(Items listed in a dataset)
━━━━━━━━━━━━━━━━━━━━

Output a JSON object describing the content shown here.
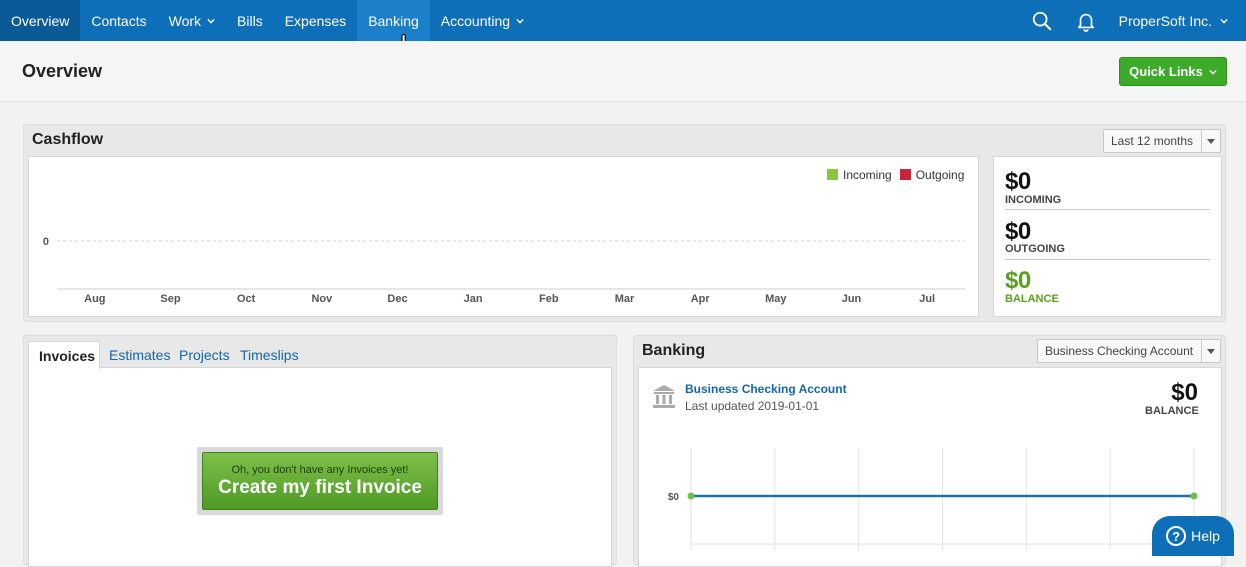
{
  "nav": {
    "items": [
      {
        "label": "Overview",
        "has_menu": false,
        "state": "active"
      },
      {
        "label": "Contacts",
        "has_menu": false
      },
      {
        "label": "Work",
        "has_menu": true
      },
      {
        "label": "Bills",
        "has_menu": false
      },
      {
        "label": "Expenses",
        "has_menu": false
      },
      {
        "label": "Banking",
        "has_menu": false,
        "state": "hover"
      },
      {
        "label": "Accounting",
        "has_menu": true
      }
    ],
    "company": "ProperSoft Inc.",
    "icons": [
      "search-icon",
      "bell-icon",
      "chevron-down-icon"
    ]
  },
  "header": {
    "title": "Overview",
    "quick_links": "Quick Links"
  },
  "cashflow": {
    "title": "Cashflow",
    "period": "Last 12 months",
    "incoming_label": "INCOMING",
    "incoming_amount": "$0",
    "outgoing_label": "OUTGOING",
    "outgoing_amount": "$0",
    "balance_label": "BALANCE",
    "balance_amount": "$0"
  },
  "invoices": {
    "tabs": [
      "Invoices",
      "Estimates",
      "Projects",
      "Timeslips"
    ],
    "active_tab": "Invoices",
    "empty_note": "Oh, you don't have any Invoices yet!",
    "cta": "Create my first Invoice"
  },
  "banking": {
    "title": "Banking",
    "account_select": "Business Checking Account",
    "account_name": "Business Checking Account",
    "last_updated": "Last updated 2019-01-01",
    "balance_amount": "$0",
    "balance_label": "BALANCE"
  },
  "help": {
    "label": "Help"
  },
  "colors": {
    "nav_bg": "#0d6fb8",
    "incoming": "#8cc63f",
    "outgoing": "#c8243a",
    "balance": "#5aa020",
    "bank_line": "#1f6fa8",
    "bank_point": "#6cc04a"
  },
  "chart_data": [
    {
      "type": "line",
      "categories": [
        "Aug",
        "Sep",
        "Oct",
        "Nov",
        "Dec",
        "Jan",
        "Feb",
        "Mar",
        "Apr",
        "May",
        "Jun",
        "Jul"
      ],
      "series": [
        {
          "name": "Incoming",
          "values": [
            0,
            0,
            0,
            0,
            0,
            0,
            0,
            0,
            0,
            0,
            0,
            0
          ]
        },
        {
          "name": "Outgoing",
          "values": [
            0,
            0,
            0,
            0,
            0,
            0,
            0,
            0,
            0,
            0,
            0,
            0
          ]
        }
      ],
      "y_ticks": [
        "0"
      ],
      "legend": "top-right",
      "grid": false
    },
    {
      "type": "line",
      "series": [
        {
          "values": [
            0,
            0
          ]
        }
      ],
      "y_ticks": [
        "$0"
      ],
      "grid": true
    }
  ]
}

━━━━━━━━━━━━━━━━━━━━

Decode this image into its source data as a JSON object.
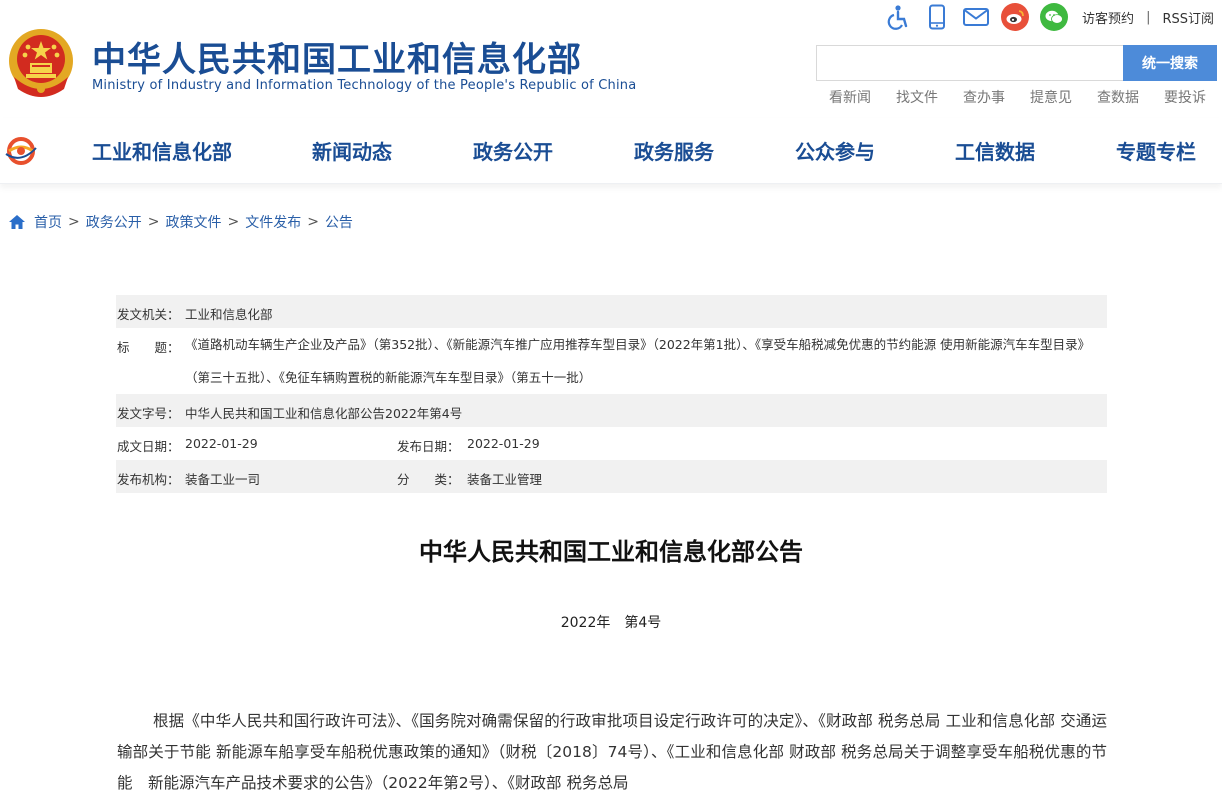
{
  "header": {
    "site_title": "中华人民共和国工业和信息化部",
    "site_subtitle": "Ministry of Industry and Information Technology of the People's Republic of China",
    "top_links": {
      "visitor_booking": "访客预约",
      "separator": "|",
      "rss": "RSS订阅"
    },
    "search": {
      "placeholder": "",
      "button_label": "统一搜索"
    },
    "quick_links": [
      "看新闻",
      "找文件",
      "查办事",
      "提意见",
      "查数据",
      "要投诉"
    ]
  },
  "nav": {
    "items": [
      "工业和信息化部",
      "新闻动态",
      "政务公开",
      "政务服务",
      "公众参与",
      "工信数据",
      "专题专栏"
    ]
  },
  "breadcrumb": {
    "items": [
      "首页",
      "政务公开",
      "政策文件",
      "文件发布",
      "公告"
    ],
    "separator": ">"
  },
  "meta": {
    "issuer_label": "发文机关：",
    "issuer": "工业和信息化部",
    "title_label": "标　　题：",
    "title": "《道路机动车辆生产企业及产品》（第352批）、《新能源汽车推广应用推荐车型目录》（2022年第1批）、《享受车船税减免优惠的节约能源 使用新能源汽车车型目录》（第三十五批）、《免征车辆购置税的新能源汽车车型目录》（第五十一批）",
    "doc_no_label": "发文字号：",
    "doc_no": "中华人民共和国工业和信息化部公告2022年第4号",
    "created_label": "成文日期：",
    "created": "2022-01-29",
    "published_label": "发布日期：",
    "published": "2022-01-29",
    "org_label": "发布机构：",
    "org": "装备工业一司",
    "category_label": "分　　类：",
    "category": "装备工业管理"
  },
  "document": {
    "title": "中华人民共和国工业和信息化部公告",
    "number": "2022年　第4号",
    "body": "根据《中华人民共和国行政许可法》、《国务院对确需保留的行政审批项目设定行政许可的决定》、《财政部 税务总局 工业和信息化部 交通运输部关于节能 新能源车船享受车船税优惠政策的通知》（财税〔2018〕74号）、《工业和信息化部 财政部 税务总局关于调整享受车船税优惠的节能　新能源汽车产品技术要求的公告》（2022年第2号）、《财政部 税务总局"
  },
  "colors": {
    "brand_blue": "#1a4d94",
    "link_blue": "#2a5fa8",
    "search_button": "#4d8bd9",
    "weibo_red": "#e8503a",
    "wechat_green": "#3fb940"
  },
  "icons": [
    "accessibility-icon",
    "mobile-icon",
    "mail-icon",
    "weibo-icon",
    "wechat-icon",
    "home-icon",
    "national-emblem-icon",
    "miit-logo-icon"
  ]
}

━━━━━━━━━━━━━━━━━━━━

- [Task instructions]: Tally up the lines with the word "JSON" in them, and answer with that number by itself.

- [Answer]: 2